-- PROBLEM DESCRIPTION --
Give the listing again in full, exactly as written.

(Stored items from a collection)

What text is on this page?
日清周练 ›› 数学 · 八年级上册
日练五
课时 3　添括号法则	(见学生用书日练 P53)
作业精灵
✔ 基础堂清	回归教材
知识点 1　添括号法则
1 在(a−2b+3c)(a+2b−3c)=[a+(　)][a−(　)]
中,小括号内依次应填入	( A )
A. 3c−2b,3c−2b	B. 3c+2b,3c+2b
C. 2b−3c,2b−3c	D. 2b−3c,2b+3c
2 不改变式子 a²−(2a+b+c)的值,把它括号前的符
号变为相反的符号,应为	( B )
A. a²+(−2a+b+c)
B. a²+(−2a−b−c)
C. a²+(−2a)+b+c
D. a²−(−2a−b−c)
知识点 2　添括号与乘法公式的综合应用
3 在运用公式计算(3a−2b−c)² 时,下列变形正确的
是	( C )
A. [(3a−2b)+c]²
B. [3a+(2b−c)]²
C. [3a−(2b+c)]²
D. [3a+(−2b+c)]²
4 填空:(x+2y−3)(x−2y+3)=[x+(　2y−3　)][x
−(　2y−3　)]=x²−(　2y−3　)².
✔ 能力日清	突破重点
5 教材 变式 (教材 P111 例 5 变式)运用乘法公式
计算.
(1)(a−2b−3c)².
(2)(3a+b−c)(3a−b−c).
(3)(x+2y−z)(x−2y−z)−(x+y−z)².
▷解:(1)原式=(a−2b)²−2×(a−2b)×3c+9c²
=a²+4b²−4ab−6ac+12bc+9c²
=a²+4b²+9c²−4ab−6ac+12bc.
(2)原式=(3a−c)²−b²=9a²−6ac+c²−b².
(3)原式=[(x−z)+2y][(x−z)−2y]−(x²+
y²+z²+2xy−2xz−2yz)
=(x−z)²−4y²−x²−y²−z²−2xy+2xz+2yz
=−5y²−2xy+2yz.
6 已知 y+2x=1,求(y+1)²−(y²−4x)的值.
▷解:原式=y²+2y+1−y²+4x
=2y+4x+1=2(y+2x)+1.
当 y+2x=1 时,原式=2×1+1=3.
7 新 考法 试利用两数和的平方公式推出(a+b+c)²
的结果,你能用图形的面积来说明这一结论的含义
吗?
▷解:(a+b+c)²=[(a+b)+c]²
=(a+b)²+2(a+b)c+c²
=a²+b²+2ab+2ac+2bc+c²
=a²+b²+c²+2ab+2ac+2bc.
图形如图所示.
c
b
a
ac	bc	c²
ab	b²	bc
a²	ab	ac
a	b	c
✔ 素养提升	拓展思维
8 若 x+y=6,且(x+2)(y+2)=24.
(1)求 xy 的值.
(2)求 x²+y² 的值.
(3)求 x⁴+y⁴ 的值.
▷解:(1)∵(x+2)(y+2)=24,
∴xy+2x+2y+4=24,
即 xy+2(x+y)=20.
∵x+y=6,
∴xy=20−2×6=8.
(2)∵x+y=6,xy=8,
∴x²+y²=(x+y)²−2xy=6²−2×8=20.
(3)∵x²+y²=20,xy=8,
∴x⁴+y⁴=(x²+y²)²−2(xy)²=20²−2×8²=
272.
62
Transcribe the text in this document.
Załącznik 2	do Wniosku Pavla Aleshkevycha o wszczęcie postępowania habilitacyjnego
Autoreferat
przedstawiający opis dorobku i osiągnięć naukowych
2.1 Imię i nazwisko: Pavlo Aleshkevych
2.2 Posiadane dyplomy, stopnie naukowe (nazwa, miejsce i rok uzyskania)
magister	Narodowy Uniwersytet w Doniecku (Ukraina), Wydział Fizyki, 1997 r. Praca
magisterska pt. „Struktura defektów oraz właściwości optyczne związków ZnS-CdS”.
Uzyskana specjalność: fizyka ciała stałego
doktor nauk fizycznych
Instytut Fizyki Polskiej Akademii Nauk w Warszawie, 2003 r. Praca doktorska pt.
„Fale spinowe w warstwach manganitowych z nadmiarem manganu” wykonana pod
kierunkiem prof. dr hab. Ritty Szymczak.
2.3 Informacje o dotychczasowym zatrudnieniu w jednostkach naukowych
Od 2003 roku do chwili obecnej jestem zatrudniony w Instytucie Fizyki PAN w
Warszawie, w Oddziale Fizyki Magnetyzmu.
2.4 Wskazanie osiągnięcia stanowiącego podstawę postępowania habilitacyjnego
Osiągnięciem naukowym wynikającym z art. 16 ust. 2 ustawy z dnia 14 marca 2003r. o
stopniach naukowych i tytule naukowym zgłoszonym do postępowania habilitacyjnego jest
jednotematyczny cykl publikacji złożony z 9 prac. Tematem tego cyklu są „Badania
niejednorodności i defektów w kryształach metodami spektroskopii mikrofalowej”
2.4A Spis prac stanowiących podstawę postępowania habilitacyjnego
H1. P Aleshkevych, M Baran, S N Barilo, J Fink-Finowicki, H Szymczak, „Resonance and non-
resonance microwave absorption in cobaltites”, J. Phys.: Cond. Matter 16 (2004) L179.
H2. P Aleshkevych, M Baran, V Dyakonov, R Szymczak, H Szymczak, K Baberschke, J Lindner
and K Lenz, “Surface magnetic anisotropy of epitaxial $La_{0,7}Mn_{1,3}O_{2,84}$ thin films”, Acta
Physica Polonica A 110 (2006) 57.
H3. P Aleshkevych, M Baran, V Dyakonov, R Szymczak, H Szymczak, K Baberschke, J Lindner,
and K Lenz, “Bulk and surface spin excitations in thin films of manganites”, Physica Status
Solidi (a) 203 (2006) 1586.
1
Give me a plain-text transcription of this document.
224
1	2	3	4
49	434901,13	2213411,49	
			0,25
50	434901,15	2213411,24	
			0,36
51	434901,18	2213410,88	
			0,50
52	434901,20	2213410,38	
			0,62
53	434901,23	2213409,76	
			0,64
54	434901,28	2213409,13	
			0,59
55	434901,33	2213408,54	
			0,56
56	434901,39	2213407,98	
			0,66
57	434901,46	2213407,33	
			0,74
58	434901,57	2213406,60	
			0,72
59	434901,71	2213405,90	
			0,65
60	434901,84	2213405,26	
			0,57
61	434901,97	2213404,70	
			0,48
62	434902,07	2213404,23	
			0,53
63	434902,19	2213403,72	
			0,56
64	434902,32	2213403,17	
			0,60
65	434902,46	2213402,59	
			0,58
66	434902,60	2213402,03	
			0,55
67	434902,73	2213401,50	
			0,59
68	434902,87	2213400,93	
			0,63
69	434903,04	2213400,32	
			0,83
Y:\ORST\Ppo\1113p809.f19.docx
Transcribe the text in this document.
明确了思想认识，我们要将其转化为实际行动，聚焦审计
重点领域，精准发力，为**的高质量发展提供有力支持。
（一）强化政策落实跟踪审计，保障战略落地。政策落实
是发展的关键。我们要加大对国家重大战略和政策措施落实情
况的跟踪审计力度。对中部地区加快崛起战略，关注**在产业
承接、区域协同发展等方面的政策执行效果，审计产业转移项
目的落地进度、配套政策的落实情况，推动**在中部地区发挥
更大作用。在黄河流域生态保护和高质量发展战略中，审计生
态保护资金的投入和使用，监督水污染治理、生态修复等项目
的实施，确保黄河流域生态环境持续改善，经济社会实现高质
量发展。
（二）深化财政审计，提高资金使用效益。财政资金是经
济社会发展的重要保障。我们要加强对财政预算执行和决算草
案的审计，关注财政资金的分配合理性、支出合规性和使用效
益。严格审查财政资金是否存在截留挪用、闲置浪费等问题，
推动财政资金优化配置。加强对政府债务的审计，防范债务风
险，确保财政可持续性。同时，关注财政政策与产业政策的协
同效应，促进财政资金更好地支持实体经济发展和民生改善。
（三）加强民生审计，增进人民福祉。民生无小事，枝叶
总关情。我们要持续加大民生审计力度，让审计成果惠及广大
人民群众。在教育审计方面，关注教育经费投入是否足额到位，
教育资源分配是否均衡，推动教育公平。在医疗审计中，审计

-- IN RESPONSE --
What text is on this page?
日清周练 ›› 数学 · 八年级上册
日练五
课时 3　添括号法则	(见学生用书日练 P53)
作业精灵
✔ 基础堂清	回归教材
知识点 1　添括号法则
1 在(a−2b+3c)(a+2b−3c)=[a+(　)][a−(　)]
中,小括号内依次应填入	( A )
A. 3c−2b,3c−2b	B. 3c+2b,3c+2b
C. 2b−3c,2b−3c	D. 2b−3c,2b+3c
2 不改变式子 a²−(2a+b+c)的值,把它括号前的符
号变为相反的符号,应为	( B )
A. a²+(−2a+b+c)
B. a²+(−2a−b−c)
C. a²+(−2a)+b+c
D. a²−(−2a−b−c)
知识点 2　添括号与乘法公式的综合应用
3 在运用公式计算(3a−2b−c)² 时,下列变形正确的
是	( C )
A. [(3a−2b)+c]²
B. [3a+(2b−c)]²
C. [3a−(2b+c)]²
D. [3a+(−2b+c)]²
4 填空:(x+2y−3)(x−2y+3)=[x+(　2y−3　)][x
−(　2y−3　)]=x²−(　2y−3　)².
✔ 能力日清	突破重点
5 教材 变式 (教材 P111 例 5 变式)运用乘法公式
计算.
(1)(a−2b−3c)².
(2)(3a+b−c)(3a−b−c).
(3)(x+2y−z)(x−2y−z)−(x+y−z)².
▷解:(1)原式=(a−2b)²−2×(a−2b)×3c+9c²
=a²+4b²−4ab−6ac+12bc+9c²
=a²+4b²+9c²−4ab−6ac+12bc.
(2)原式=(3a−c)²−b²=9a²−6ac+c²−b².
(3)原式=[(x−z)+2y][(x−z)−2y]−(x²+
y²+z²+2xy−2xz−2yz)
=(x−z)²−4y²−x²−y²−z²−2xy+2xz+2yz
=−5y²−2xy+2yz.
6 已知 y+2x=1,求(y+1)²−(y²−4x)的值.
▷解:原式=y²+2y+1−y²+4x
=2y+4x+1=2(y+2x)+1.
当 y+2x=1 时,原式=2×1+1=3.
7 新 考法 试利用两数和的平方公式推出(a+b+c)²
的结果,你能用图形的面积来说明这一结论的含义
吗?
▷解:(a+b+c)²=[(a+b)+c]²
=(a+b)²+2(a+b)c+c²
=a²+b²+2ab+2ac+2bc+c²
=a²+b²+c²+2ab+2ac+2bc.
图形如图所示.
c
b
a
ac	bc	c²
ab	b²	bc
a²	ab	ac
a	b	c
✔ 素养提升	拓展思维
8 若 x+y=6,且(x+2)(y+2)=24.
(1)求 xy 的值.
(2)求 x²+y² 的值.
(3)求 x⁴+y⁴ 的值.
▷解:(1)∵(x+2)(y+2)=24,
∴xy+2x+2y+4=24,
即 xy+2(x+y)=20.
∵x+y=6,
∴xy=20−2×6=8.
(2)∵x+y=6,xy=8,
∴x²+y²=(x+y)²−2xy=6²−2×8=20.
(3)∵x²+y²=20,xy=8,
∴x⁴+y⁴=(x²+y²)²−2(xy)²=20²−2×8²=
272.
62
Transcribe the text in this document.
Załącznik 2	do Wniosku Pavla Aleshkevycha o wszczęcie postępowania habilitacyjnego
Autoreferat
przedstawiający opis dorobku i osiągnięć naukowych
2.1 Imię i nazwisko: Pavlo Aleshkevych
2.2 Posiadane dyplomy, stopnie naukowe (nazwa, miejsce i rok uzyskania)
magister	Narodowy Uniwersytet w Doniecku (Ukraina), Wydział Fizyki, 1997 r. Praca
magisterska pt. „Struktura defektów oraz właściwości optyczne związków ZnS-CdS”.
Uzyskana specjalność: fizyka ciała stałego
doktor nauk fizycznych
Instytut Fizyki Polskiej Akademii Nauk w Warszawie, 2003 r. Praca doktorska pt.
„Fale spinowe w warstwach manganitowych z nadmiarem manganu” wykonana pod
kierunkiem prof. dr hab. Ritty Szymczak.
2.3 Informacje o dotychczasowym zatrudnieniu w jednostkach naukowych
Od 2003 roku do chwili obecnej jestem zatrudniony w Instytucie Fizyki PAN w
Warszawie, w Oddziale Fizyki Magnetyzmu.
2.4 Wskazanie osiągnięcia stanowiącego podstawę postępowania habilitacyjnego
Osiągnięciem naukowym wynikającym z art. 16 ust. 2 ustawy z dnia 14 marca 2003r. o
stopniach naukowych i tytule naukowym zgłoszonym do postępowania habilitacyjnego jest
jednotematyczny cykl publikacji złożony z 9 prac. Tematem tego cyklu są „Badania
niejednorodności i defektów w kryształach metodami spektroskopii mikrofalowej”
2.4A Spis prac stanowiących podstawę postępowania habilitacyjnego
H1. P Aleshkevych, M Baran, S N Barilo, J Fink-Finowicki, H Szymczak, „Resonance and non-
resonance microwave absorption in cobaltites”, J. Phys.: Cond. Matter 16 (2004) L179.
H2. P Aleshkevych, M Baran, V Dyakonov, R Szymczak, H Szymczak, K Baberschke, J Lindner
and K Lenz, “Surface magnetic anisotropy of epitaxial $La_{0,7}Mn_{1,3}O_{2,84}$ thin films”, Acta
Physica Polonica A 110 (2006) 57.
H3. P Aleshkevych, M Baran, V Dyakonov, R Szymczak, H Szymczak, K Baberschke, J Lindner,
and K Lenz, “Bulk and surface spin excitations in thin films of manganites”, Physica Status
Solidi (a) 203 (2006) 1586.
1
Give me a plain-text transcription of this document.
224
1	2	3	4
49	434901,13	2213411,49	
			0,25
50	434901,15	2213411,24	
			0,36
51	434901,18	2213410,88	
			0,50
52	434901,20	2213410,38	
			0,62
53	434901,23	2213409,76	
			0,64
54	434901,28	2213409,13	
			0,59
55	434901,33	2213408,54	
			0,56
56	434901,39	2213407,98	
			0,66
57	434901,46	2213407,33	
			0,74
58	434901,57	2213406,60	
			0,72
59	434901,71	2213405,90	
			0,65
60	434901,84	2213405,26	
			0,57
61	434901,97	2213404,70	
			0,48
62	434902,07	2213404,23	
			0,53
63	434902,19	2213403,72	
			0,56
64	434902,32	2213403,17	
			0,60
65	434902,46	2213402,59	
			0,58
66	434902,60	2213402,03	
			0,55
67	434902,73	2213401,50	
			0,59
68	434902,87	2213400,93	
			0,63
69	434903,04	2213400,32	
			0,83
Y:\ORST\Ppo\1113p809.f19.docx
Transcribe the text in this document.
明确了思想认识，我们要将其转化为实际行动，聚焦审计
重点领域，精准发力，为**的高质量发展提供有力支持。
（一）强化政策落实跟踪审计，保障战略落地。政策落实
是发展的关键。我们要加大对国家重大战略和政策措施落实情
况的跟踪审计力度。对中部地区加快崛起战略，关注**在产业
承接、区域协同发展等方面的政策执行效果，审计产业转移项
目的落地进度、配套政策的落实情况，推动**在中部地区发挥
更大作用。在黄河流域生态保护和高质量发展战略中，审计生
态保护资金的投入和使用，监督水污染治理、生态修复等项目
的实施，确保黄河流域生态环境持续改善，经济社会实现高质
量发展。
（二）深化财政审计，提高资金使用效益。财政资金是经
济社会发展的重要保障。我们要加强对财政预算执行和决算草
案的审计，关注财政资金的分配合理性、支出合规性和使用效
益。严格审查财政资金是否存在截留挪用、闲置浪费等问题，
推动财政资金优化配置。加强对政府债务的审计，防范债务风
险，确保财政可持续性。同时，关注财政政策与产业政策的协
同效应，促进财政资金更好地支持实体经济发展和民生改善。
（三）加强民生审计，增进人民福祉。民生无小事，枝叶
总关情。我们要持续加大民生审计力度，让审计成果惠及广大
人民群众。在教育审计方面，关注教育经费投入是否足额到位，
教育资源分配是否均衡，推动教育公平。在医疗审计中，审计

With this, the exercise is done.